### [PROBLEM REQUIREMENTS]
Retype the whole listing below, character for character.

### [DATASET]

>> START

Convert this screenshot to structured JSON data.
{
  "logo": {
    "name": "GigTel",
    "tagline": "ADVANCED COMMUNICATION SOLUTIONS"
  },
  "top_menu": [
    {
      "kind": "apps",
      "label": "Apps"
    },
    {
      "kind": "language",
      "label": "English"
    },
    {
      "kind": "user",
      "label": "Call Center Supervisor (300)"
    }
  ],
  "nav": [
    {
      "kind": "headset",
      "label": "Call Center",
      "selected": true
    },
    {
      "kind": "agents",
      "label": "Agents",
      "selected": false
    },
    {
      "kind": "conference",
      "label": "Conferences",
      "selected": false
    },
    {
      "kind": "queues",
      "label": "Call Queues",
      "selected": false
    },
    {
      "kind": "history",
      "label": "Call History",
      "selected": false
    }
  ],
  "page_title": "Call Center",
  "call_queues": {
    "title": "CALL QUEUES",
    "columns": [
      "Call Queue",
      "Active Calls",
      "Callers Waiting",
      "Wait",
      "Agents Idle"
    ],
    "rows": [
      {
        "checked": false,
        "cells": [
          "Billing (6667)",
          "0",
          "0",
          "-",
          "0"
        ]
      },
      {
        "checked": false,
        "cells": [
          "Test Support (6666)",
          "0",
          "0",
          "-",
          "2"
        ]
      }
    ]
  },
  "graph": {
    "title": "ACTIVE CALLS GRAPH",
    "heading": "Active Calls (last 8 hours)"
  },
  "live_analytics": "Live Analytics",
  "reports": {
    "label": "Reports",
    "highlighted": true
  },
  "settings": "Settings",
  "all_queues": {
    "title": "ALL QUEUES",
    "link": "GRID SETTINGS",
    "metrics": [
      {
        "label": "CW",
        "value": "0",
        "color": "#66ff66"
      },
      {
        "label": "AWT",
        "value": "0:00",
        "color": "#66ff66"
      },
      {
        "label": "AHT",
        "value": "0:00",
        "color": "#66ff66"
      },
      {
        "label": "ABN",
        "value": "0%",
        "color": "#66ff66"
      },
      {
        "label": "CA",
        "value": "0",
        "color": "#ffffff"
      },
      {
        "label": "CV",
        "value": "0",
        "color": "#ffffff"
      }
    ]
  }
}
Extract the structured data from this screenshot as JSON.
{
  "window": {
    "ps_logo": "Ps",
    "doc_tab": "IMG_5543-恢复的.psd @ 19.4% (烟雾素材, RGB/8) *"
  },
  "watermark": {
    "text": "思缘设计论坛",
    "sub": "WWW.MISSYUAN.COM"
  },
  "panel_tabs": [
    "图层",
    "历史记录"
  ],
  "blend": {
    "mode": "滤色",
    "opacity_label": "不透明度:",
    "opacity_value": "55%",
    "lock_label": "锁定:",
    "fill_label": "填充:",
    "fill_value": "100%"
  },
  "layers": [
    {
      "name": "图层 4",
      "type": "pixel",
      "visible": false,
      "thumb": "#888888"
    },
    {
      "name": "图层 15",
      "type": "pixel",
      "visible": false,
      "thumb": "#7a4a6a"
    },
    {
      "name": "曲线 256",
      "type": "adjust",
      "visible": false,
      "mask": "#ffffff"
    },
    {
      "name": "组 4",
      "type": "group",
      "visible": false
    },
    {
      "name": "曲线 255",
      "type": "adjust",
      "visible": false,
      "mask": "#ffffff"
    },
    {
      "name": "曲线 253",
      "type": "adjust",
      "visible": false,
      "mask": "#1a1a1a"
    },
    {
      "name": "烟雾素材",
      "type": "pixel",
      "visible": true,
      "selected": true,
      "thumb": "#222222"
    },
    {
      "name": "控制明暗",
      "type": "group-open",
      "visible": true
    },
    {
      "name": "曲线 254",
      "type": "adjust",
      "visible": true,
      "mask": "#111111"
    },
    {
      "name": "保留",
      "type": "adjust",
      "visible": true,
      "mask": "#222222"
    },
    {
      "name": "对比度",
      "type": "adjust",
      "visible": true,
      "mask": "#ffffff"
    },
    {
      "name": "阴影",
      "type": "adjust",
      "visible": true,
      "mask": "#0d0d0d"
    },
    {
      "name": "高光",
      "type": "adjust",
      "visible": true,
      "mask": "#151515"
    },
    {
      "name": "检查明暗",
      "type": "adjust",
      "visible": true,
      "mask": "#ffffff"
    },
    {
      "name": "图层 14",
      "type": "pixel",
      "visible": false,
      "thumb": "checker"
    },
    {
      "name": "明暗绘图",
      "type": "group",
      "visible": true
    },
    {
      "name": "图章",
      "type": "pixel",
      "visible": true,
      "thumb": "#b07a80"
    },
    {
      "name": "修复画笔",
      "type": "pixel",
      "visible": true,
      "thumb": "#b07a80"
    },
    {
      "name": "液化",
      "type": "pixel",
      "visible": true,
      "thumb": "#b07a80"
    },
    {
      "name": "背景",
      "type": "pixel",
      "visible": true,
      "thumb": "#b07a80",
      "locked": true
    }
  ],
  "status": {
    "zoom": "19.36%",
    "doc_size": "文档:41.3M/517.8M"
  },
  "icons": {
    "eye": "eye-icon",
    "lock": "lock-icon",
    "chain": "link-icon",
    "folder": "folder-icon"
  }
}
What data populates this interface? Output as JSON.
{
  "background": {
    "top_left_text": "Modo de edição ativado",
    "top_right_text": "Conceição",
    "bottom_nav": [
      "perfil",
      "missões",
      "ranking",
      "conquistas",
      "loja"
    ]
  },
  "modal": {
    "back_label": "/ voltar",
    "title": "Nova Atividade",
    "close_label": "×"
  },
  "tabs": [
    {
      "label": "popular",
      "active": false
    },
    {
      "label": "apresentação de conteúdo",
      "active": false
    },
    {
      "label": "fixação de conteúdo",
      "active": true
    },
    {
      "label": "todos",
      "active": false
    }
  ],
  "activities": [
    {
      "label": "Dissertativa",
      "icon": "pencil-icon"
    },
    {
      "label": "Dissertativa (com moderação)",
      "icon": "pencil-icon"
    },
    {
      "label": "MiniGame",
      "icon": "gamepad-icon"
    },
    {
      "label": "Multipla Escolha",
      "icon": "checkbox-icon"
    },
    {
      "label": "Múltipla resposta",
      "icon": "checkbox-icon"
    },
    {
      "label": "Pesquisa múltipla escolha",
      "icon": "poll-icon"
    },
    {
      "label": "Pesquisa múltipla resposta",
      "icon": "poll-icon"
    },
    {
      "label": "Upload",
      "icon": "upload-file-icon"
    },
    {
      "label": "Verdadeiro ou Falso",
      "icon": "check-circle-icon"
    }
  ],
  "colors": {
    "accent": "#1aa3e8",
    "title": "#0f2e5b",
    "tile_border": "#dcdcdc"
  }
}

>> END

### [COMPLETED TASK]
Convert this screenshot to structured JSON data.
{
  "logo": {
    "name": "GigTel",
    "tagline": "ADVANCED COMMUNICATION SOLUTIONS"
  },
  "top_menu": [
    {
      "kind": "apps",
      "label": "Apps"
    },
    {
      "kind": "language",
      "label": "English"
    },
    {
      "kind": "user",
      "label": "Call Center Supervisor (300)"
    }
  ],
  "nav": [
    {
      "kind": "headset",
      "label": "Call Center",
      "selected": true
    },
    {
      "kind": "agents",
      "label": "Agents",
      "selected": false
    },
    {
      "kind": "conference",
      "label": "Conferences",
      "selected": false
    },
    {
      "kind": "queues",
      "label": "Call Queues",
      "selected": false
    },
    {
      "kind": "history",
      "label": "Call History",
      "selected": false
    }
  ],
  "page_title": "Call Center",
  "call_queues": {
    "title": "CALL QUEUES",
    "columns": [
      "Call Queue",
      "Active Calls",
      "Callers Waiting",
      "Wait",
      "Agents Idle"
    ],
    "rows": [
      {
        "checked": false,
        "cells": [
          "Billing (6667)",
          "0",
          "0",
          "-",
          "0"
        ]
      },
      {
        "checked": false,
        "cells": [
          "Test Support (6666)",
          "0",
          "0",
          "-",
          "2"
        ]
      }
    ]
  },
  "graph": {
    "title": "ACTIVE CALLS GRAPH",
    "heading": "Active Calls (last 8 hours)"
  },
  "live_analytics": "Live Analytics",
  "reports": {
    "label": "Reports",
    "highlighted": true
  },
  "settings": "Settings",
  "all_queues": {
    "title": "ALL QUEUES",
    "link": "GRID SETTINGS",
    "metrics": [
      {
        "label": "CW",
        "value": "0",
        "color": "#66ff66"
      },
      {
        "label": "AWT",
        "value": "0:00",
        "color": "#66ff66"
      },
      {
        "label": "AHT",
        "value": "0:00",
        "color": "#66ff66"
      },
      {
        "label": "ABN",
        "value": "0%",
        "color": "#66ff66"
      },
      {
        "label": "CA",
        "value": "0",
        "color": "#ffffff"
      },
      {
        "label": "CV",
        "value": "0",
        "color": "#ffffff"
      }
    ]
  }
}
Extract the structured data from this screenshot as JSON.
{
  "window": {
    "ps_logo": "Ps",
    "doc_tab": "IMG_5543-恢复的.psd @ 19.4% (烟雾素材, RGB/8) *"
  },
  "watermark": {
    "text": "思缘设计论坛",
    "sub": "WWW.MISSYUAN.COM"
  },
  "panel_tabs": [
    "图层",
    "历史记录"
  ],
  "blend": {
    "mode": "滤色",
    "opacity_label": "不透明度:",
    "opacity_value": "55%",
    "lock_label": "锁定:",
    "fill_label": "填充:",
    "fill_value": "100%"
  },
  "layers": [
    {
      "name": "图层 4",
      "type": "pixel",
      "visible": false,
      "thumb": "#888888"
    },
    {
      "name": "图层 15",
      "type": "pixel",
      "visible": false,
      "thumb": "#7a4a6a"
    },
    {
      "name": "曲线 256",
      "type": "adjust",
      "visible": false,
      "mask": "#ffffff"
    },
    {
      "name": "组 4",
      "type": "group",
      "visible": false
    },
    {
      "name": "曲线 255",
      "type": "adjust",
      "visible": false,
      "mask": "#ffffff"
    },
    {
      "name": "曲线 253",
      "type": "adjust",
      "visible": false,
      "mask": "#1a1a1a"
    },
    {
      "name": "烟雾素材",
      "type": "pixel",
      "visible": true,
      "selected": true,
      "thumb": "#222222"
    },
    {
      "name": "控制明暗",
      "type": "group-open",
      "visible": true
    },
    {
      "name": "曲线 254",
      "type": "adjust",
      "visible": true,
      "mask": "#111111"
    },
    {
      "name": "保留",
      "type": "adjust",
      "visible": true,
      "mask": "#222222"
    },
    {
      "name": "对比度",
      "type": "adjust",
      "visible": true,
      "mask": "#ffffff"
    },
    {
      "name": "阴影",
      "type": "adjust",
      "visible": true,
      "mask": "#0d0d0d"
    },
    {
      "name": "高光",
      "type": "adjust",
      "visible": true,
      "mask": "#151515"
    },
    {
      "name": "检查明暗",
      "type": "adjust",
      "visible": true,
      "mask": "#ffffff"
    },
    {
      "name": "图层 14",
      "type": "pixel",
      "visible": false,
      "thumb": "checker"
    },
    {
      "name": "明暗绘图",
      "type": "group",
      "visible": true
    },
    {
      "name": "图章",
      "type": "pixel",
      "visible": true,
      "thumb": "#b07a80"
    },
    {
      "name": "修复画笔",
      "type": "pixel",
      "visible": true,
      "thumb": "#b07a80"
    },
    {
      "name": "液化",
      "type": "pixel",
      "visible": true,
      "thumb": "#b07a80"
    },
    {
      "name": "背景",
      "type": "pixel",
      "visible": true,
      "thumb": "#b07a80",
      "locked": true
    }
  ],
  "status": {
    "zoom": "19.36%",
    "doc_size": "文档:41.3M/517.8M"
  },
  "icons": {
    "eye": "eye-icon",
    "lock": "lock-icon",
    "chain": "link-icon",
    "folder": "folder-icon"
  }
}
What data populates this interface? Output as JSON.
{
  "background": {
    "top_left_text": "Modo de edição ativado",
    "top_right_text": "Conceição",
    "bottom_nav": [
      "perfil",
      "missões",
      "ranking",
      "conquistas",
      "loja"
    ]
  },
  "modal": {
    "back_label": "/ voltar",
    "title": "Nova Atividade",
    "close_label": "×"
  },
  "tabs": [
    {
      "label": "popular",
      "active": false
    },
    {
      "label": "apresentação de conteúdo",
      "active": false
    },
    {
      "label": "fixação de conteúdo",
      "active": true
    },
    {
      "label": "todos",
      "active": false
    }
  ],
  "activities": [
    {
      "label": "Dissertativa",
      "icon": "pencil-icon"
    },
    {
      "label": "Dissertativa (com moderação)",
      "icon": "pencil-icon"
    },
    {
      "label": "MiniGame",
      "icon": "gamepad-icon"
    },
    {
      "label": "Multipla Escolha",
      "icon": "checkbox-icon"
    },
    {
      "label": "Múltipla resposta",
      "icon": "checkbox-icon"
    },
    {
      "label": "Pesquisa múltipla escolha",
      "icon": "poll-icon"
    },
    {
      "label": "Pesquisa múltipla resposta",
      "icon": "poll-icon"
    },
    {
      "label": "Upload",
      "icon": "upload-file-icon"
    },
    {
      "label": "Verdadeiro ou Falso",
      "icon": "check-circle-icon"
    }
  ],
  "colors": {
    "accent": "#1aa3e8",
    "title": "#0f2e5b",
    "tile_border": "#dcdcdc"
  }
}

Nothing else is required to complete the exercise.